Data listing:
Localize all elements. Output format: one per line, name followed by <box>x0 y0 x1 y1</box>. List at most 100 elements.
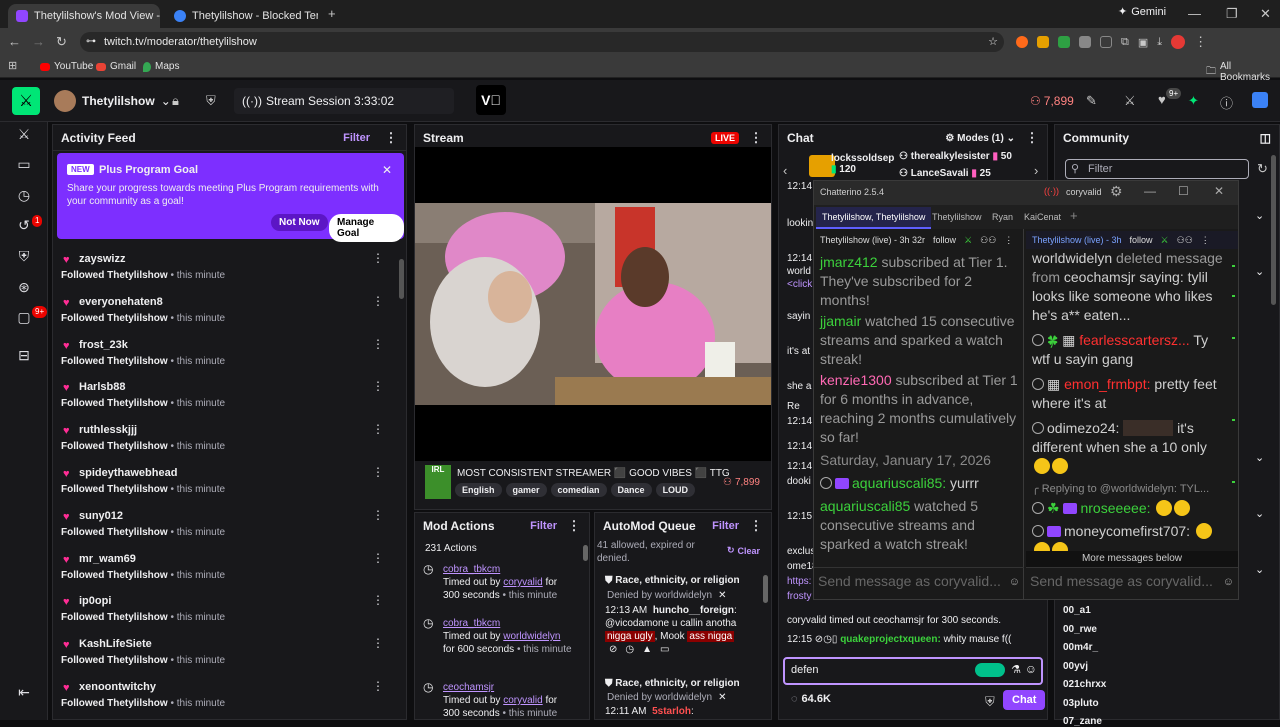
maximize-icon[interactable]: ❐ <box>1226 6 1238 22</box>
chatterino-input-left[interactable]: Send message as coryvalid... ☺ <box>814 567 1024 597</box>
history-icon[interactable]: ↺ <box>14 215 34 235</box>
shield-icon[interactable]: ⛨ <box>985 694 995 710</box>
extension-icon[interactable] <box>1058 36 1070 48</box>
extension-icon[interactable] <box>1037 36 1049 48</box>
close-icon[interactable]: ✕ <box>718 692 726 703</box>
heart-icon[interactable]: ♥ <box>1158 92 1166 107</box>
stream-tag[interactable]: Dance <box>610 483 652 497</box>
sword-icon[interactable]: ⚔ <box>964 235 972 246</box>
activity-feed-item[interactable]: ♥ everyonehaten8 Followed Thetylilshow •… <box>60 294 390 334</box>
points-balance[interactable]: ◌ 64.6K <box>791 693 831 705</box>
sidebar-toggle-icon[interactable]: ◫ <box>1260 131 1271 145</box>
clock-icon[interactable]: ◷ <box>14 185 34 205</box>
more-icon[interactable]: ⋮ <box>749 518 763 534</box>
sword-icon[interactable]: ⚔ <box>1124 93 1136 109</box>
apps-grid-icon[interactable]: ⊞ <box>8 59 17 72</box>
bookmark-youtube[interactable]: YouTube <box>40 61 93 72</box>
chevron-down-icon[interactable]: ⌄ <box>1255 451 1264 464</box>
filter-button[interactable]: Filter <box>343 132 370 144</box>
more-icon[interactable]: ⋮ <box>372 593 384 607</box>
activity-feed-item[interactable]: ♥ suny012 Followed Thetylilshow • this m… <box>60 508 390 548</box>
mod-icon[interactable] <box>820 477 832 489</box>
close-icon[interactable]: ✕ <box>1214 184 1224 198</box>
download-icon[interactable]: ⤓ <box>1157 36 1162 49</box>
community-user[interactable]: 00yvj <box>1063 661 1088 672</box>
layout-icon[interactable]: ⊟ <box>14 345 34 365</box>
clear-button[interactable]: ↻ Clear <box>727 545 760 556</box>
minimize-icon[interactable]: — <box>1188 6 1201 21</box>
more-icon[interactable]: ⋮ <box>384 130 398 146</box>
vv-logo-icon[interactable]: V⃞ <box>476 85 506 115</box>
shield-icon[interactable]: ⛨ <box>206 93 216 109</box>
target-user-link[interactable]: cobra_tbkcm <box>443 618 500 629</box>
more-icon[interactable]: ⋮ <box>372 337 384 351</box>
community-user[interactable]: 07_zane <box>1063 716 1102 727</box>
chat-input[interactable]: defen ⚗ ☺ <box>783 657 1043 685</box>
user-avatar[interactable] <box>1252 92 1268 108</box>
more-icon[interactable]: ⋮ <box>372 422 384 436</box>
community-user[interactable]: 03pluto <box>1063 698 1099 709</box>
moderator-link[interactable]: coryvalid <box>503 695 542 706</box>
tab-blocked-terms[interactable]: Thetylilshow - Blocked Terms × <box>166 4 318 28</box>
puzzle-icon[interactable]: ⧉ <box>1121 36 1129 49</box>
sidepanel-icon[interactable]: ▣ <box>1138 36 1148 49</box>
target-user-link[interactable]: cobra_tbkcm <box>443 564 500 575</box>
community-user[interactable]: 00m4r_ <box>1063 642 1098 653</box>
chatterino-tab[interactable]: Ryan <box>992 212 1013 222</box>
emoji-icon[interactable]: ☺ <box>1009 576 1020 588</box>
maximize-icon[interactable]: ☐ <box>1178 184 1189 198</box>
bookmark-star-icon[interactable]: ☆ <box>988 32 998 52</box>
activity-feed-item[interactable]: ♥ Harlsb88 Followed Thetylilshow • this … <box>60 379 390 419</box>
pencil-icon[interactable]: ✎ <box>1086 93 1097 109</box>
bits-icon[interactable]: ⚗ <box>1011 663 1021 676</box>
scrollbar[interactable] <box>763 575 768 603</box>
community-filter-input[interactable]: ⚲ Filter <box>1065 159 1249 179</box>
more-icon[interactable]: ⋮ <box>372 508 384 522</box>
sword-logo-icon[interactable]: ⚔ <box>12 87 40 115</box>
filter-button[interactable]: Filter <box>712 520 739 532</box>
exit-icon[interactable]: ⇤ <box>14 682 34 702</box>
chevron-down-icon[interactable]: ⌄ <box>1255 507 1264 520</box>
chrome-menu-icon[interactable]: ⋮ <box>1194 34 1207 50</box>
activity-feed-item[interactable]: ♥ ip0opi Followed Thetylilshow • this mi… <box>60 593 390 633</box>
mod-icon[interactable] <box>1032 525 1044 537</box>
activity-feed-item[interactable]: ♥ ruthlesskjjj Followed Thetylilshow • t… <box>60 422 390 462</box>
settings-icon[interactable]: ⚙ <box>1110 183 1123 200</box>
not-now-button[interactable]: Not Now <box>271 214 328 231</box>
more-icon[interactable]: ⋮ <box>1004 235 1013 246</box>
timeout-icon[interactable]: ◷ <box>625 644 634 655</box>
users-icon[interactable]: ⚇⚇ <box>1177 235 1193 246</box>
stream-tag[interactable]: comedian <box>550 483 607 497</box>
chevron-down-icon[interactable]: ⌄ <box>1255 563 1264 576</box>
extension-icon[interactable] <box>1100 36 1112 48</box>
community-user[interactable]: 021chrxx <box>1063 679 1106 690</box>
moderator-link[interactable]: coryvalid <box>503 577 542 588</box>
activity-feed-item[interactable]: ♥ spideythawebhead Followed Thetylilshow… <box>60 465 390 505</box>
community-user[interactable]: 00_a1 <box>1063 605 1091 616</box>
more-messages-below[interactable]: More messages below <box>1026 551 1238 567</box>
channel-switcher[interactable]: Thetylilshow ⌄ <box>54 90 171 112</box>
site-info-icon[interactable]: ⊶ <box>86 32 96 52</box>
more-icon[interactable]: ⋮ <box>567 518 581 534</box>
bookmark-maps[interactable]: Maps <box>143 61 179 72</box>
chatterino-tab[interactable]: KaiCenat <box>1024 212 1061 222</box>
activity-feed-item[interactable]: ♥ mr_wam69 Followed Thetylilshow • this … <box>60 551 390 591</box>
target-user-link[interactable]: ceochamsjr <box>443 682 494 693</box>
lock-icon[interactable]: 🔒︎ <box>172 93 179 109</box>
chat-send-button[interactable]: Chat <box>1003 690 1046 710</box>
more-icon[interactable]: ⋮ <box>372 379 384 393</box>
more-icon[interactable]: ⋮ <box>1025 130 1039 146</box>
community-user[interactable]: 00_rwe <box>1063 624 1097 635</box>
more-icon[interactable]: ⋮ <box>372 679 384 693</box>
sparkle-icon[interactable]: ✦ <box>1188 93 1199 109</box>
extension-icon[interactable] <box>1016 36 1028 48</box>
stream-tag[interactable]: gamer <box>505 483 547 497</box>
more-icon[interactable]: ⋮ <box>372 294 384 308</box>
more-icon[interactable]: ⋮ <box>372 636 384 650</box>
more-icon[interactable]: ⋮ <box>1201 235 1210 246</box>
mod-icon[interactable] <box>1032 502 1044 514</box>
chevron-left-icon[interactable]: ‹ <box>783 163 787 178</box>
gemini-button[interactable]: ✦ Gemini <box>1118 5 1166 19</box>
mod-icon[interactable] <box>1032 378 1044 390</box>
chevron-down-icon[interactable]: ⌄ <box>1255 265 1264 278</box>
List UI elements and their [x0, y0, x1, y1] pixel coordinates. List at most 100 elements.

Your goal = Copy the lines above word for word, from the line with "maximize-icon[interactable]: ❐ <box>1226" to the line with "stream-tag[interactable]: Dance <box>610", both included.

Answer in full =
maximize-icon[interactable]: ❐ <box>1226 6 1238 22</box>
chatterino-input-left[interactable]: Send message as coryvalid... ☺ <box>814 567 1024 597</box>
history-icon[interactable]: ↺ <box>14 215 34 235</box>
shield-icon[interactable]: ⛨ <box>985 694 995 710</box>
extension-icon[interactable] <box>1058 36 1070 48</box>
extension-icon[interactable] <box>1037 36 1049 48</box>
close-icon[interactable]: ✕ <box>718 692 726 703</box>
heart-icon[interactable]: ♥ <box>1158 92 1166 107</box>
stream-tag[interactable]: Dance <box>610 483 652 497</box>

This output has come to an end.